[Written instruction]
Records follow. Copy every line with "water".

[Dataset listings of figures]
+-------+

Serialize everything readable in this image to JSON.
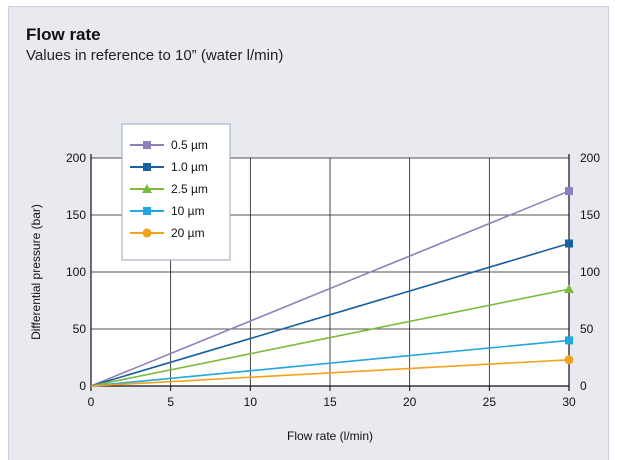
{
  "header": {
    "title": "Flow rate",
    "subtitle": "Values in reference to 10” (water l/min)"
  },
  "chart_data": {
    "type": "line",
    "title": "Flow rate",
    "subtitle": "Values in reference to 10” (water l/min)",
    "xlabel": "Flow rate (l/min)",
    "ylabel": "Differential pressure (bar)",
    "xlim": [
      0,
      30
    ],
    "ylim": [
      0,
      200
    ],
    "xticks": [
      0,
      5,
      10,
      15,
      20,
      25,
      30
    ],
    "yticks": [
      0,
      50,
      100,
      150,
      200
    ],
    "right_axis_ticks": [
      0,
      50,
      100,
      150,
      200
    ],
    "grid": true,
    "legend_position": "top-left",
    "series": [
      {
        "name": "0.5 µm",
        "color": "#8e7fba",
        "marker": "square",
        "x": [
          0,
          30
        ],
        "y": [
          0,
          171
        ]
      },
      {
        "name": "1.0 µm",
        "color": "#1a5fa0",
        "marker": "square",
        "x": [
          0,
          30
        ],
        "y": [
          0,
          125
        ]
      },
      {
        "name": "2.5 µm",
        "color": "#7db93c",
        "marker": "triangle",
        "x": [
          0,
          30
        ],
        "y": [
          0,
          85
        ]
      },
      {
        "name": "10 µm",
        "color": "#22a6de",
        "marker": "square",
        "x": [
          0,
          30
        ],
        "y": [
          0,
          40
        ]
      },
      {
        "name": "20 µm",
        "color": "#f2a31b",
        "marker": "circle",
        "x": [
          0,
          30
        ],
        "y": [
          0,
          23
        ]
      }
    ]
  }
}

+-------+

[Output for this exercise]
    "subtitle": "Values in reference to 10” (water l/min)"
    "subtitle": "Values in reference to 10” (water l/min)",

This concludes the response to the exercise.